start Supplied data

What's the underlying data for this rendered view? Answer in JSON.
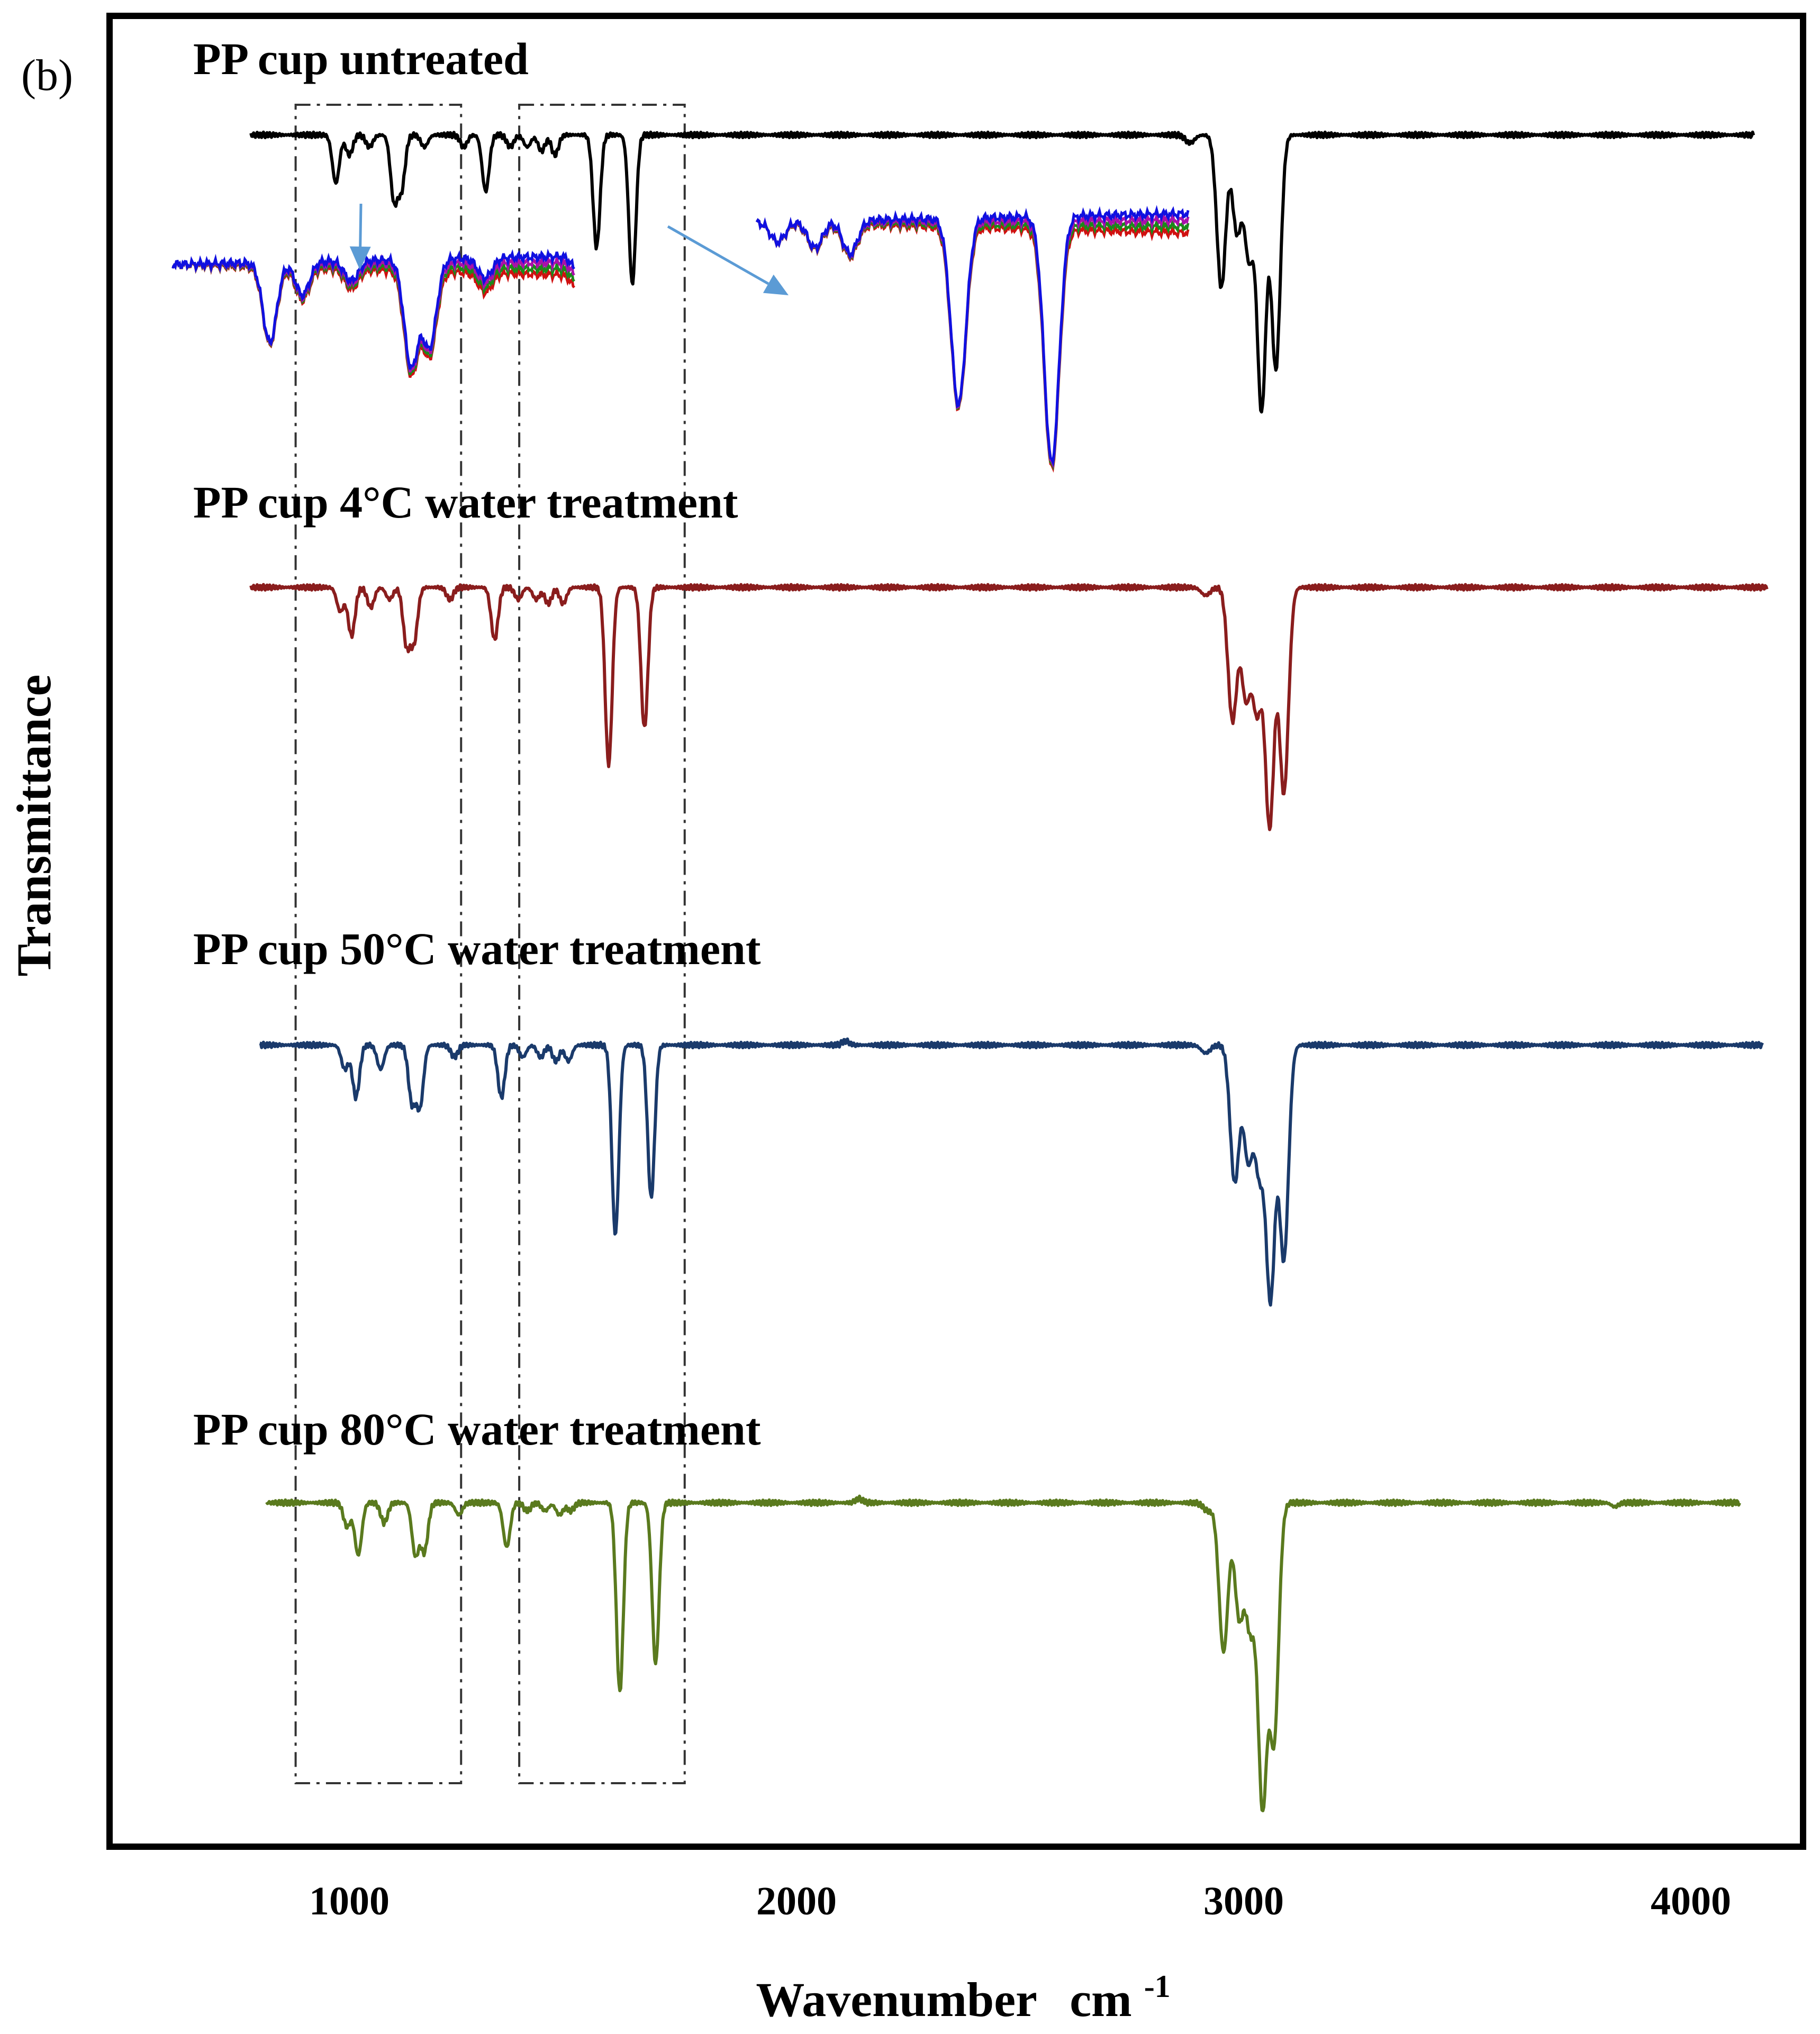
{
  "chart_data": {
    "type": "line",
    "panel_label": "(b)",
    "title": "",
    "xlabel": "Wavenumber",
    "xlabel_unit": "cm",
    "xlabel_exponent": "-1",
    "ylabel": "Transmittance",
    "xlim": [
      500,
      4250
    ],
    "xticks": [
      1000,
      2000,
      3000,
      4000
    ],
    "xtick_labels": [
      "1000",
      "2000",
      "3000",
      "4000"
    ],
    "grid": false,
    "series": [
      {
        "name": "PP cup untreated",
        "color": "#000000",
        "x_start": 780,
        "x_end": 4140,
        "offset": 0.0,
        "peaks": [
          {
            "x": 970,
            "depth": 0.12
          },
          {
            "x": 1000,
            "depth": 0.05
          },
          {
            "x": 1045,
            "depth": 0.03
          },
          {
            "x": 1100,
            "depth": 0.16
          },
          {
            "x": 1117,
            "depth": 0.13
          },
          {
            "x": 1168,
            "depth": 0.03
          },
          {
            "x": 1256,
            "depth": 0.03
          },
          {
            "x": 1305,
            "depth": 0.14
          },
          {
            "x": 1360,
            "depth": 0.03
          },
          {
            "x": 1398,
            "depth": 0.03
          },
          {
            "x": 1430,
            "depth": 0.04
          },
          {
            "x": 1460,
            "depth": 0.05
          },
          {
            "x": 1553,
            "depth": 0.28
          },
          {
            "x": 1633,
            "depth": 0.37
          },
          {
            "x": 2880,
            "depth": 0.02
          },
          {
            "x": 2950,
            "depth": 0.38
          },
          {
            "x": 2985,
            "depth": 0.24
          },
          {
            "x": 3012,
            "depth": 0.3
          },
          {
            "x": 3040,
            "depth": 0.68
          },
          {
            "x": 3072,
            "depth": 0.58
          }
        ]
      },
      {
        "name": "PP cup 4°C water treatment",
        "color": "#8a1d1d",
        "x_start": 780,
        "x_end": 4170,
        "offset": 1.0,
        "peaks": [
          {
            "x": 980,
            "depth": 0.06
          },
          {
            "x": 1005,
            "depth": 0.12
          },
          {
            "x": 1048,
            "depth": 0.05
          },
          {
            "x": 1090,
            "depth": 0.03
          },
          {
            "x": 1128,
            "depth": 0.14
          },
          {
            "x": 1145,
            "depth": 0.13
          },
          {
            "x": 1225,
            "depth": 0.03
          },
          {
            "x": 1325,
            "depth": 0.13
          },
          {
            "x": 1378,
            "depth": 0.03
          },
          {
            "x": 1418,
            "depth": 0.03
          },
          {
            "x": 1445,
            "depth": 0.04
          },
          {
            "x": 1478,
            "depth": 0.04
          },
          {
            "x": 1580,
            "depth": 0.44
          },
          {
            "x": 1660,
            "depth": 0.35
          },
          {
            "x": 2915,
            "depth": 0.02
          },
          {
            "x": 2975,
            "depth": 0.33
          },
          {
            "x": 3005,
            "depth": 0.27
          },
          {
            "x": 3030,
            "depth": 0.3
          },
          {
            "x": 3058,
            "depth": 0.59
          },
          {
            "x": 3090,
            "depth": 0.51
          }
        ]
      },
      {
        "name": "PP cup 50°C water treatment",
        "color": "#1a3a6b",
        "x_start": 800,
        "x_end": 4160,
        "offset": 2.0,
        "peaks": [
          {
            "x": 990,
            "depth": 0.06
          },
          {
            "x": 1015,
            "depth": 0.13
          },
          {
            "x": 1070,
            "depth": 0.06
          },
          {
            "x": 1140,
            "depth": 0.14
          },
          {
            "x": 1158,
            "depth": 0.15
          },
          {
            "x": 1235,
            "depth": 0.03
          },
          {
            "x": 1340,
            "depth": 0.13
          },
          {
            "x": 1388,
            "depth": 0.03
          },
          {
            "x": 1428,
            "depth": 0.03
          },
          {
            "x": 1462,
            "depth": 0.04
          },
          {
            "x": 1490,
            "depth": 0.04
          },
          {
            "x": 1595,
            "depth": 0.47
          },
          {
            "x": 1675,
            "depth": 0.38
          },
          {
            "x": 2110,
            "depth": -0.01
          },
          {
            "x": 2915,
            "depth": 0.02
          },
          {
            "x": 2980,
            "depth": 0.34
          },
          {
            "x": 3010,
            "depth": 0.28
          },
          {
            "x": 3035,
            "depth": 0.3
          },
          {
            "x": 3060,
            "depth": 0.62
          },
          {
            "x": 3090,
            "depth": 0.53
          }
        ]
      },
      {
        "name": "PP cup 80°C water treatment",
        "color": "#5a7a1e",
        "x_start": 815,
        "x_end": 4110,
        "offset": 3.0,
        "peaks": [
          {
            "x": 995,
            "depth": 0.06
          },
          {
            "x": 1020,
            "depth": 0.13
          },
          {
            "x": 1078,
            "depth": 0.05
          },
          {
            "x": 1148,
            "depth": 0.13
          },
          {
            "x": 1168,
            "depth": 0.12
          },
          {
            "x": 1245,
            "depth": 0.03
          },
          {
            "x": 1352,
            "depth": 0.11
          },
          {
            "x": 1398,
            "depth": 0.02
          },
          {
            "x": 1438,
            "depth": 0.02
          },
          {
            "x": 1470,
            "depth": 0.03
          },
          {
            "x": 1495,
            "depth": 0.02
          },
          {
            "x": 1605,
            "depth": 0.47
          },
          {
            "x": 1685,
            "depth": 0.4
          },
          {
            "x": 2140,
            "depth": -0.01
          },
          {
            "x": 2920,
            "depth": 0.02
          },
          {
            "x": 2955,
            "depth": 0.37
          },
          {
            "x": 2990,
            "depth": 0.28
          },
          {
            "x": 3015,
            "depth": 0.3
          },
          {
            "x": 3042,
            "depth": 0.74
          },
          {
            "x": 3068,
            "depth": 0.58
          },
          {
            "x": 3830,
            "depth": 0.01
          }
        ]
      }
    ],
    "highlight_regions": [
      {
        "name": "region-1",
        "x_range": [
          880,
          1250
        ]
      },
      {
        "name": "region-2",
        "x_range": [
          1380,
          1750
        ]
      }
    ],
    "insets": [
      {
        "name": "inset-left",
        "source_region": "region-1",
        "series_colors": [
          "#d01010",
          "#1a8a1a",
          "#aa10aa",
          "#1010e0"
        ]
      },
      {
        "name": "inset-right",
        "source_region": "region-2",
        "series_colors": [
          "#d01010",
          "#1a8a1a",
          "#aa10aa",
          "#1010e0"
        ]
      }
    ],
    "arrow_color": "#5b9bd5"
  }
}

end Supplied data

Reproduce the data above in full, exactly as it is, with the pictures left out.

▸ Answer for this exercise:
What's the underlying data for this rendered view? Answer in JSON.
{
  "chart_data": {
    "type": "line",
    "panel_label": "(b)",
    "title": "",
    "xlabel": "Wavenumber",
    "xlabel_unit": "cm",
    "xlabel_exponent": "-1",
    "ylabel": "Transmittance",
    "xlim": [
      500,
      4250
    ],
    "xticks": [
      1000,
      2000,
      3000,
      4000
    ],
    "xtick_labels": [
      "1000",
      "2000",
      "3000",
      "4000"
    ],
    "grid": false,
    "series": [
      {
        "name": "PP cup untreated",
        "color": "#000000",
        "x_start": 780,
        "x_end": 4140,
        "offset": 0.0,
        "peaks": [
          {
            "x": 970,
            "depth": 0.12
          },
          {
            "x": 1000,
            "depth": 0.05
          },
          {
            "x": 1045,
            "depth": 0.03
          },
          {
            "x": 1100,
            "depth": 0.16
          },
          {
            "x": 1117,
            "depth": 0.13
          },
          {
            "x": 1168,
            "depth": 0.03
          },
          {
            "x": 1256,
            "depth": 0.03
          },
          {
            "x": 1305,
            "depth": 0.14
          },
          {
            "x": 1360,
            "depth": 0.03
          },
          {
            "x": 1398,
            "depth": 0.03
          },
          {
            "x": 1430,
            "depth": 0.04
          },
          {
            "x": 1460,
            "depth": 0.05
          },
          {
            "x": 1553,
            "depth": 0.28
          },
          {
            "x": 1633,
            "depth": 0.37
          },
          {
            "x": 2880,
            "depth": 0.02
          },
          {
            "x": 2950,
            "depth": 0.38
          },
          {
            "x": 2985,
            "depth": 0.24
          },
          {
            "x": 3012,
            "depth": 0.3
          },
          {
            "x": 3040,
            "depth": 0.68
          },
          {
            "x": 3072,
            "depth": 0.58
          }
        ]
      },
      {
        "name": "PP cup 4°C water treatment",
        "color": "#8a1d1d",
        "x_start": 780,
        "x_end": 4170,
        "offset": 1.0,
        "peaks": [
          {
            "x": 980,
            "depth": 0.06
          },
          {
            "x": 1005,
            "depth": 0.12
          },
          {
            "x": 1048,
            "depth": 0.05
          },
          {
            "x": 1090,
            "depth": 0.03
          },
          {
            "x": 1128,
            "depth": 0.14
          },
          {
            "x": 1145,
            "depth": 0.13
          },
          {
            "x": 1225,
            "depth": 0.03
          },
          {
            "x": 1325,
            "depth": 0.13
          },
          {
            "x": 1378,
            "depth": 0.03
          },
          {
            "x": 1418,
            "depth": 0.03
          },
          {
            "x": 1445,
            "depth": 0.04
          },
          {
            "x": 1478,
            "depth": 0.04
          },
          {
            "x": 1580,
            "depth": 0.44
          },
          {
            "x": 1660,
            "depth": 0.35
          },
          {
            "x": 2915,
            "depth": 0.02
          },
          {
            "x": 2975,
            "depth": 0.33
          },
          {
            "x": 3005,
            "depth": 0.27
          },
          {
            "x": 3030,
            "depth": 0.3
          },
          {
            "x": 3058,
            "depth": 0.59
          },
          {
            "x": 3090,
            "depth": 0.51
          }
        ]
      },
      {
        "name": "PP cup 50°C water treatment",
        "color": "#1a3a6b",
        "x_start": 800,
        "x_end": 4160,
        "offset": 2.0,
        "peaks": [
          {
            "x": 990,
            "depth": 0.06
          },
          {
            "x": 1015,
            "depth": 0.13
          },
          {
            "x": 1070,
            "depth": 0.06
          },
          {
            "x": 1140,
            "depth": 0.14
          },
          {
            "x": 1158,
            "depth": 0.15
          },
          {
            "x": 1235,
            "depth": 0.03
          },
          {
            "x": 1340,
            "depth": 0.13
          },
          {
            "x": 1388,
            "depth": 0.03
          },
          {
            "x": 1428,
            "depth": 0.03
          },
          {
            "x": 1462,
            "depth": 0.04
          },
          {
            "x": 1490,
            "depth": 0.04
          },
          {
            "x": 1595,
            "depth": 0.47
          },
          {
            "x": 1675,
            "depth": 0.38
          },
          {
            "x": 2110,
            "depth": -0.01
          },
          {
            "x": 2915,
            "depth": 0.02
          },
          {
            "x": 2980,
            "depth": 0.34
          },
          {
            "x": 3010,
            "depth": 0.28
          },
          {
            "x": 3035,
            "depth": 0.3
          },
          {
            "x": 3060,
            "depth": 0.62
          },
          {
            "x": 3090,
            "depth": 0.53
          }
        ]
      },
      {
        "name": "PP cup 80°C water treatment",
        "color": "#5a7a1e",
        "x_start": 815,
        "x_end": 4110,
        "offset": 3.0,
        "peaks": [
          {
            "x": 995,
            "depth": 0.06
          },
          {
            "x": 1020,
            "depth": 0.13
          },
          {
            "x": 1078,
            "depth": 0.05
          },
          {
            "x": 1148,
            "depth": 0.13
          },
          {
            "x": 1168,
            "depth": 0.12
          },
          {
            "x": 1245,
            "depth": 0.03
          },
          {
            "x": 1352,
            "depth": 0.11
          },
          {
            "x": 1398,
            "depth": 0.02
          },
          {
            "x": 1438,
            "depth": 0.02
          },
          {
            "x": 1470,
            "depth": 0.03
          },
          {
            "x": 1495,
            "depth": 0.02
          },
          {
            "x": 1605,
            "depth": 0.47
          },
          {
            "x": 1685,
            "depth": 0.4
          },
          {
            "x": 2140,
            "depth": -0.01
          },
          {
            "x": 2920,
            "depth": 0.02
          },
          {
            "x": 2955,
            "depth": 0.37
          },
          {
            "x": 2990,
            "depth": 0.28
          },
          {
            "x": 3015,
            "depth": 0.3
          },
          {
            "x": 3042,
            "depth": 0.74
          },
          {
            "x": 3068,
            "depth": 0.58
          },
          {
            "x": 3830,
            "depth": 0.01
          }
        ]
      }
    ],
    "highlight_regions": [
      {
        "name": "region-1",
        "x_range": [
          880,
          1250
        ]
      },
      {
        "name": "region-2",
        "x_range": [
          1380,
          1750
        ]
      }
    ],
    "insets": [
      {
        "name": "inset-left",
        "source_region": "region-1",
        "series_colors": [
          "#d01010",
          "#1a8a1a",
          "#aa10aa",
          "#1010e0"
        ]
      },
      {
        "name": "inset-right",
        "source_region": "region-2",
        "series_colors": [
          "#d01010",
          "#1a8a1a",
          "#aa10aa",
          "#1010e0"
        ]
      }
    ],
    "arrow_color": "#5b9bd5"
  }
}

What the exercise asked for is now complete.